# [Direction]
Output every entry exactly, from the first line to the last.

Dataset items
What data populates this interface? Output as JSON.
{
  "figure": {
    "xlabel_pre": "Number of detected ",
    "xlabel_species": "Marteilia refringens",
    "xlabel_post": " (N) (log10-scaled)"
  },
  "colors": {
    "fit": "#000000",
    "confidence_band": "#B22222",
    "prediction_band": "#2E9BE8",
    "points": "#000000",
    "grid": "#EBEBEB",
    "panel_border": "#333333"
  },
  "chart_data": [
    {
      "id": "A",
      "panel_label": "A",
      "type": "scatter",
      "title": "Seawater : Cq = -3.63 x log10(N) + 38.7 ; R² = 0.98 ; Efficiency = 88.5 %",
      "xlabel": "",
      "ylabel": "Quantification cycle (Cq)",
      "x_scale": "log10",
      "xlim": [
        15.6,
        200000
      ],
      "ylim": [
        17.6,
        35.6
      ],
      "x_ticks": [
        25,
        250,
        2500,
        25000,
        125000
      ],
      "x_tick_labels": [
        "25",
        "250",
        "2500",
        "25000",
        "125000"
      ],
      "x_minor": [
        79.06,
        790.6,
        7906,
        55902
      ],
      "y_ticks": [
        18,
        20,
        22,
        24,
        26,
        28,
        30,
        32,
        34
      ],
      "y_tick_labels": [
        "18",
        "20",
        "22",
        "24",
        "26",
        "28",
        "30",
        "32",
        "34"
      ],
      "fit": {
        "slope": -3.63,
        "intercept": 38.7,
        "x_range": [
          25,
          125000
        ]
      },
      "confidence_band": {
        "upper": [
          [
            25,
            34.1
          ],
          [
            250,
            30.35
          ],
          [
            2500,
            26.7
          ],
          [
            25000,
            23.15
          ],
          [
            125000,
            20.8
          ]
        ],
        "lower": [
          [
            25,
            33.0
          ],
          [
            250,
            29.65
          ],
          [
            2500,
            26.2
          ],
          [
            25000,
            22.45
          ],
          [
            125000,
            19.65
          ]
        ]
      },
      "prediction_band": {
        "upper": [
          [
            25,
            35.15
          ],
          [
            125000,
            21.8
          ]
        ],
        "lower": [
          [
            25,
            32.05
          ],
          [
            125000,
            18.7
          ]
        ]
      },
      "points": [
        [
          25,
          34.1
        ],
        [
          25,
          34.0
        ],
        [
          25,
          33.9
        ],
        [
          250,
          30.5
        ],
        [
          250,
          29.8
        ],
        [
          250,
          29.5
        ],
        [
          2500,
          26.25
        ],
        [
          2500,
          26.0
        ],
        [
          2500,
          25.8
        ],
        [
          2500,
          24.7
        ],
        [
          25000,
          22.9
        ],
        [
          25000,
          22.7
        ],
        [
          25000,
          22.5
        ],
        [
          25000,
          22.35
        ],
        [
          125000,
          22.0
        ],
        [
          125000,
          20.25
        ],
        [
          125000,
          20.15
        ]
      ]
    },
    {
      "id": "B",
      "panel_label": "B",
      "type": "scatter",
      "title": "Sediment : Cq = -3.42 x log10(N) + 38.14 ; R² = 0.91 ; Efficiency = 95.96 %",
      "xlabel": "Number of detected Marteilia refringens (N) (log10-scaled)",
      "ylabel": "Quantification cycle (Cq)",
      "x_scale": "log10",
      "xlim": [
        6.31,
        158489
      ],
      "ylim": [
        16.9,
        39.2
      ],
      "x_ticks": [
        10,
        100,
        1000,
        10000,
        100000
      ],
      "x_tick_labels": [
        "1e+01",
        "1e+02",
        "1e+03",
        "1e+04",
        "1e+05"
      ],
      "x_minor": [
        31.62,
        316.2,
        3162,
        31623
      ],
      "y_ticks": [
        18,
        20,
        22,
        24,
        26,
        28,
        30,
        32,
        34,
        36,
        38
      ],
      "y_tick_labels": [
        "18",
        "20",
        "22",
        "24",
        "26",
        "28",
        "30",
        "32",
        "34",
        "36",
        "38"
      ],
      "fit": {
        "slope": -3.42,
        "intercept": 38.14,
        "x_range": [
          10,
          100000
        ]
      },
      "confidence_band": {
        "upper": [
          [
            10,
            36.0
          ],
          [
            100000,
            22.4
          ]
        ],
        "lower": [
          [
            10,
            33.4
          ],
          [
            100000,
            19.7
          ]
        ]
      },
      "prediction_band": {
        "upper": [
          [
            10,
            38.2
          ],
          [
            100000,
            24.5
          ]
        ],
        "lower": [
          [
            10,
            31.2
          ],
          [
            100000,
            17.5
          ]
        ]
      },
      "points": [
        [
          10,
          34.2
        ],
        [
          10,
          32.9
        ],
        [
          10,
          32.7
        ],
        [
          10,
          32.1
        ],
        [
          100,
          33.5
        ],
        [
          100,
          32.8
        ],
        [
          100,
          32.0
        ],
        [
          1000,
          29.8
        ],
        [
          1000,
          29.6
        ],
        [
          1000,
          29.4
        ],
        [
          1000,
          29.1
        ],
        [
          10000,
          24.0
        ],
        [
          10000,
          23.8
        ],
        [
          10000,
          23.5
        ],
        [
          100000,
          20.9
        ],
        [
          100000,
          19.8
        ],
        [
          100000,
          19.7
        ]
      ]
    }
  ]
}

# [Expected answer]
What data populates this interface? Output as JSON.
{
  "figure": {
    "xlabel_pre": "Number of detected ",
    "xlabel_species": "Marteilia refringens",
    "xlabel_post": " (N) (log10-scaled)"
  },
  "colors": {
    "fit": "#000000",
    "confidence_band": "#B22222",
    "prediction_band": "#2E9BE8",
    "points": "#000000",
    "grid": "#EBEBEB",
    "panel_border": "#333333"
  },
  "chart_data": [
    {
      "id": "A",
      "panel_label": "A",
      "type": "scatter",
      "title": "Seawater : Cq = -3.63 x log10(N) + 38.7 ; R² = 0.98 ; Efficiency = 88.5 %",
      "xlabel": "",
      "ylabel": "Quantification cycle (Cq)",
      "x_scale": "log10",
      "xlim": [
        15.6,
        200000
      ],
      "ylim": [
        17.6,
        35.6
      ],
      "x_ticks": [
        25,
        250,
        2500,
        25000,
        125000
      ],
      "x_tick_labels": [
        "25",
        "250",
        "2500",
        "25000",
        "125000"
      ],
      "x_minor": [
        79.06,
        790.6,
        7906,
        55902
      ],
      "y_ticks": [
        18,
        20,
        22,
        24,
        26,
        28,
        30,
        32,
        34
      ],
      "y_tick_labels": [
        "18",
        "20",
        "22",
        "24",
        "26",
        "28",
        "30",
        "32",
        "34"
      ],
      "fit": {
        "slope": -3.63,
        "intercept": 38.7,
        "x_range": [
          25,
          125000
        ]
      },
      "confidence_band": {
        "upper": [
          [
            25,
            34.1
          ],
          [
            250,
            30.35
          ],
          [
            2500,
            26.7
          ],
          [
            25000,
            23.15
          ],
          [
            125000,
            20.8
          ]
        ],
        "lower": [
          [
            25,
            33.0
          ],
          [
            250,
            29.65
          ],
          [
            2500,
            26.2
          ],
          [
            25000,
            22.45
          ],
          [
            125000,
            19.65
          ]
        ]
      },
      "prediction_band": {
        "upper": [
          [
            25,
            35.15
          ],
          [
            125000,
            21.8
          ]
        ],
        "lower": [
          [
            25,
            32.05
          ],
          [
            125000,
            18.7
          ]
        ]
      },
      "points": [
        [
          25,
          34.1
        ],
        [
          25,
          34.0
        ],
        [
          25,
          33.9
        ],
        [
          250,
          30.5
        ],
        [
          250,
          29.8
        ],
        [
          250,
          29.5
        ],
        [
          2500,
          26.25
        ],
        [
          2500,
          26.0
        ],
        [
          2500,
          25.8
        ],
        [
          2500,
          24.7
        ],
        [
          25000,
          22.9
        ],
        [
          25000,
          22.7
        ],
        [
          25000,
          22.5
        ],
        [
          25000,
          22.35
        ],
        [
          125000,
          22.0
        ],
        [
          125000,
          20.25
        ],
        [
          125000,
          20.15
        ]
      ]
    },
    {
      "id": "B",
      "panel_label": "B",
      "type": "scatter",
      "title": "Sediment : Cq = -3.42 x log10(N) + 38.14 ; R² = 0.91 ; Efficiency = 95.96 %",
      "xlabel": "Number of detected Marteilia refringens (N) (log10-scaled)",
      "ylabel": "Quantification cycle (Cq)",
      "x_scale": "log10",
      "xlim": [
        6.31,
        158489
      ],
      "ylim": [
        16.9,
        39.2
      ],
      "x_ticks": [
        10,
        100,
        1000,
        10000,
        100000
      ],
      "x_tick_labels": [
        "1e+01",
        "1e+02",
        "1e+03",
        "1e+04",
        "1e+05"
      ],
      "x_minor": [
        31.62,
        316.2,
        3162,
        31623
      ],
      "y_ticks": [
        18,
        20,
        22,
        24,
        26,
        28,
        30,
        32,
        34,
        36,
        38
      ],
      "y_tick_labels": [
        "18",
        "20",
        "22",
        "24",
        "26",
        "28",
        "30",
        "32",
        "34",
        "36",
        "38"
      ],
      "fit": {
        "slope": -3.42,
        "intercept": 38.14,
        "x_range": [
          10,
          100000
        ]
      },
      "confidence_band": {
        "upper": [
          [
            10,
            36.0
          ],
          [
            100000,
            22.4
          ]
        ],
        "lower": [
          [
            10,
            33.4
          ],
          [
            100000,
            19.7
          ]
        ]
      },
      "prediction_band": {
        "upper": [
          [
            10,
            38.2
          ],
          [
            100000,
            24.5
          ]
        ],
        "lower": [
          [
            10,
            31.2
          ],
          [
            100000,
            17.5
          ]
        ]
      },
      "points": [
        [
          10,
          34.2
        ],
        [
          10,
          32.9
        ],
        [
          10,
          32.7
        ],
        [
          10,
          32.1
        ],
        [
          100,
          33.5
        ],
        [
          100,
          32.8
        ],
        [
          100,
          32.0
        ],
        [
          1000,
          29.8
        ],
        [
          1000,
          29.6
        ],
        [
          1000,
          29.4
        ],
        [
          1000,
          29.1
        ],
        [
          10000,
          24.0
        ],
        [
          10000,
          23.8
        ],
        [
          10000,
          23.5
        ],
        [
          100000,
          20.9
        ],
        [
          100000,
          19.8
        ],
        [
          100000,
          19.7
        ]
      ]
    }
  ]
}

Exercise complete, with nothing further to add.